[GOAL]
Every line below should be copied exactly; drop the pictures.
---------- SOURCE RECORDS ----------
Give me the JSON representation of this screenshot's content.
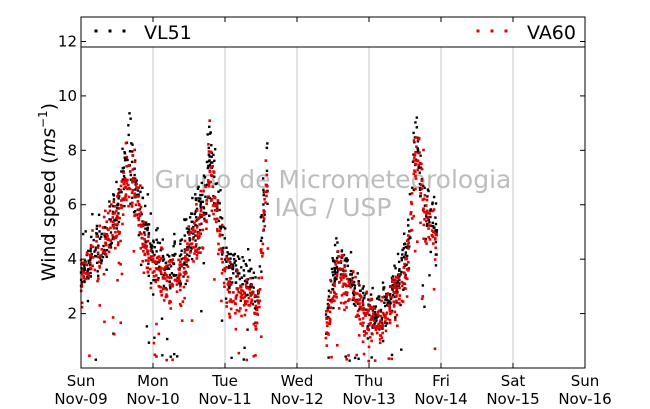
{
  "chart_data": {
    "type": "scatter",
    "ylabel_main": "Wind speed (",
    "ylabel_unit_base": "ms",
    "ylabel_unit_exp": "−1",
    "ylabel_close": ")",
    "ylim": [
      0,
      12.9
    ],
    "yticks": [
      2,
      4,
      6,
      8,
      10,
      12
    ],
    "xlim": [
      0,
      7
    ],
    "xticks": [
      {
        "day": "Sun",
        "date": "Nov-09"
      },
      {
        "day": "Mon",
        "date": "Nov-10"
      },
      {
        "day": "Tue",
        "date": "Nov-11"
      },
      {
        "day": "Wed",
        "date": "Nov-12"
      },
      {
        "day": "Thu",
        "date": "Nov-13"
      },
      {
        "day": "Fri",
        "date": "Nov-14"
      },
      {
        "day": "Sat",
        "date": "Nov-15"
      },
      {
        "day": "Sun",
        "date": "Nov-16"
      }
    ],
    "grid": "vertical",
    "legend_placement": "top",
    "watermark": [
      "Grupo de Micrometeorologia",
      "IAG / USP"
    ],
    "series": [
      {
        "name": "VL51",
        "color": "#000000",
        "segments": [
          {
            "t": [
              0.0,
              2.6
            ],
            "profile": [
              [
                0.0,
                3.5
              ],
              [
                0.2,
                4.3
              ],
              [
                0.35,
                4.6
              ],
              [
                0.5,
                5.5
              ],
              [
                0.65,
                8.0
              ],
              [
                0.75,
                7.0
              ],
              [
                0.9,
                4.8
              ],
              [
                1.15,
                3.8
              ],
              [
                1.35,
                3.5
              ],
              [
                1.5,
                4.8
              ],
              [
                1.7,
                6.0
              ],
              [
                1.8,
                8.0
              ],
              [
                1.9,
                6.0
              ],
              [
                2.05,
                3.6
              ],
              [
                2.2,
                3.2
              ],
              [
                2.35,
                3.3
              ],
              [
                2.45,
                2.3
              ],
              [
                2.55,
                6.5
              ],
              [
                2.6,
                7.5
              ]
            ]
          },
          {
            "t": [
              3.4,
              4.95
            ],
            "profile": [
              [
                3.4,
                1.5
              ],
              [
                3.55,
                4.0
              ],
              [
                3.75,
                3.2
              ],
              [
                3.95,
                2.2
              ],
              [
                4.1,
                2.0
              ],
              [
                4.25,
                2.3
              ],
              [
                4.45,
                3.5
              ],
              [
                4.55,
                4.5
              ],
              [
                4.65,
                8.2
              ],
              [
                4.8,
                6.0
              ],
              [
                4.95,
                5.0
              ]
            ]
          }
        ]
      },
      {
        "name": "VA60",
        "color": "#e00000",
        "segments": [
          {
            "t": [
              0.0,
              2.6
            ],
            "profile": [
              [
                0.0,
                3.3
              ],
              [
                0.2,
                4.0
              ],
              [
                0.35,
                4.8
              ],
              [
                0.5,
                5.3
              ],
              [
                0.65,
                7.0
              ],
              [
                0.75,
                6.5
              ],
              [
                0.9,
                4.3
              ],
              [
                1.15,
                3.3
              ],
              [
                1.35,
                3.0
              ],
              [
                1.5,
                4.4
              ],
              [
                1.7,
                5.5
              ],
              [
                1.8,
                7.5
              ],
              [
                1.9,
                5.2
              ],
              [
                2.05,
                3.0
              ],
              [
                2.2,
                2.6
              ],
              [
                2.35,
                2.7
              ],
              [
                2.45,
                1.8
              ],
              [
                2.55,
                6.0
              ],
              [
                2.6,
                7.0
              ]
            ]
          },
          {
            "t": [
              3.4,
              4.95
            ],
            "profile": [
              [
                3.4,
                1.3
              ],
              [
                3.55,
                3.5
              ],
              [
                3.75,
                2.8
              ],
              [
                3.95,
                1.8
              ],
              [
                4.1,
                1.6
              ],
              [
                4.25,
                2.0
              ],
              [
                4.45,
                3.0
              ],
              [
                4.55,
                4.0
              ],
              [
                4.65,
                8.0
              ],
              [
                4.8,
                5.5
              ],
              [
                4.95,
                4.5
              ]
            ]
          }
        ]
      }
    ]
  }
}
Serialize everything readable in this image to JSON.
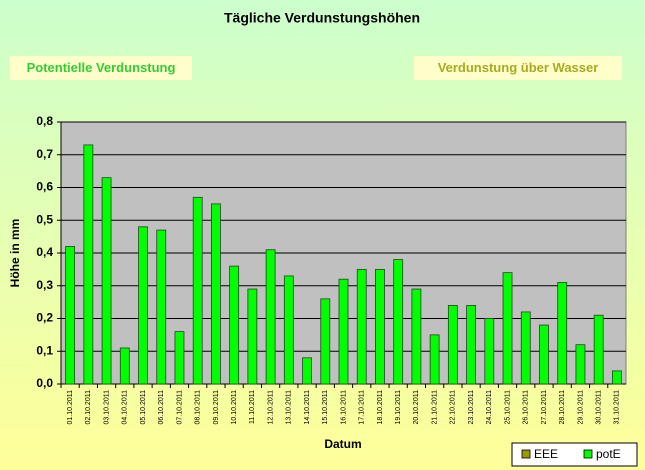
----------
[EXERCISE RESULT]
Give me the JSON representation of this screenshot's content.
{
  "chart_data": {
    "type": "scatter",
    "ylabel_main": "Wind speed (",
    "ylabel_unit_base": "ms",
    "ylabel_unit_exp": "−1",
    "ylabel_close": ")",
    "ylim": [
      0,
      12.9
    ],
    "yticks": [
      2,
      4,
      6,
      8,
      10,
      12
    ],
    "xlim": [
      0,
      7
    ],
    "xticks": [
      {
        "day": "Sun",
        "date": "Nov-09"
      },
      {
        "day": "Mon",
        "date": "Nov-10"
      },
      {
        "day": "Tue",
        "date": "Nov-11"
      },
      {
        "day": "Wed",
        "date": "Nov-12"
      },
      {
        "day": "Thu",
        "date": "Nov-13"
      },
      {
        "day": "Fri",
        "date": "Nov-14"
      },
      {
        "day": "Sat",
        "date": "Nov-15"
      },
      {
        "day": "Sun",
        "date": "Nov-16"
      }
    ],
    "grid": "vertical",
    "legend_placement": "top",
    "watermark": [
      "Grupo de Micrometeorologia",
      "IAG / USP"
    ],
    "series": [
      {
        "name": "VL51",
        "color": "#000000",
        "segments": [
          {
            "t": [
              0.0,
              2.6
            ],
            "profile": [
              [
                0.0,
                3.5
              ],
              [
                0.2,
                4.3
              ],
              [
                0.35,
                4.6
              ],
              [
                0.5,
                5.5
              ],
              [
                0.65,
                8.0
              ],
              [
                0.75,
                7.0
              ],
              [
                0.9,
                4.8
              ],
              [
                1.15,
                3.8
              ],
              [
                1.35,
                3.5
              ],
              [
                1.5,
                4.8
              ],
              [
                1.7,
                6.0
              ],
              [
                1.8,
                8.0
              ],
              [
                1.9,
                6.0
              ],
              [
                2.05,
                3.6
              ],
              [
                2.2,
                3.2
              ],
              [
                2.35,
                3.3
              ],
              [
                2.45,
                2.3
              ],
              [
                2.55,
                6.5
              ],
              [
                2.6,
                7.5
              ]
            ]
          },
          {
            "t": [
              3.4,
              4.95
            ],
            "profile": [
              [
                3.4,
                1.5
              ],
              [
                3.55,
                4.0
              ],
              [
                3.75,
                3.2
              ],
              [
                3.95,
                2.2
              ],
              [
                4.1,
                2.0
              ],
              [
                4.25,
                2.3
              ],
              [
                4.45,
                3.5
              ],
              [
                4.55,
                4.5
              ],
              [
                4.65,
                8.2
              ],
              [
                4.8,
                6.0
              ],
              [
                4.95,
                5.0
              ]
            ]
          }
        ]
      },
      {
        "name": "VA60",
        "color": "#e00000",
        "segments": [
          {
            "t": [
              0.0,
              2.6
            ],
            "profile": [
              [
                0.0,
                3.3
              ],
              [
                0.2,
                4.0
              ],
              [
                0.35,
                4.8
              ],
              [
                0.5,
                5.3
              ],
              [
                0.65,
                7.0
              ],
              [
                0.75,
                6.5
              ],
              [
                0.9,
                4.3
              ],
              [
                1.15,
                3.3
              ],
              [
                1.35,
                3.0
              ],
              [
                1.5,
                4.4
              ],
              [
                1.7,
                5.5
              ],
              [
                1.8,
                7.5
              ],
              [
                1.9,
                5.2
              ],
              [
                2.05,
                3.0
              ],
              [
                2.2,
                2.6
              ],
              [
                2.35,
                2.7
              ],
              [
                2.45,
                1.8
              ],
              [
                2.55,
                6.0
              ],
              [
                2.6,
                7.0
              ]
            ]
          },
          {
            "t": [
              3.4,
              4.95
            ],
            "profile": [
              [
                3.4,
                1.3
              ],
              [
                3.55,
                3.5
              ],
              [
                3.75,
                2.8
              ],
              [
                3.95,
                1.8
              ],
              [
                4.1,
                1.6
              ],
              [
                4.25,
                2.0
              ],
              [
                4.45,
                3.0
              ],
              [
                4.55,
                4.0
              ],
              [
                4.65,
                8.0
              ],
              [
                4.8,
                5.5
              ],
              [
                4.95,
                4.5
              ]
            ]
          }
        ]
      }
    ]
  }
}
Serialize everything readable in this image to JSON.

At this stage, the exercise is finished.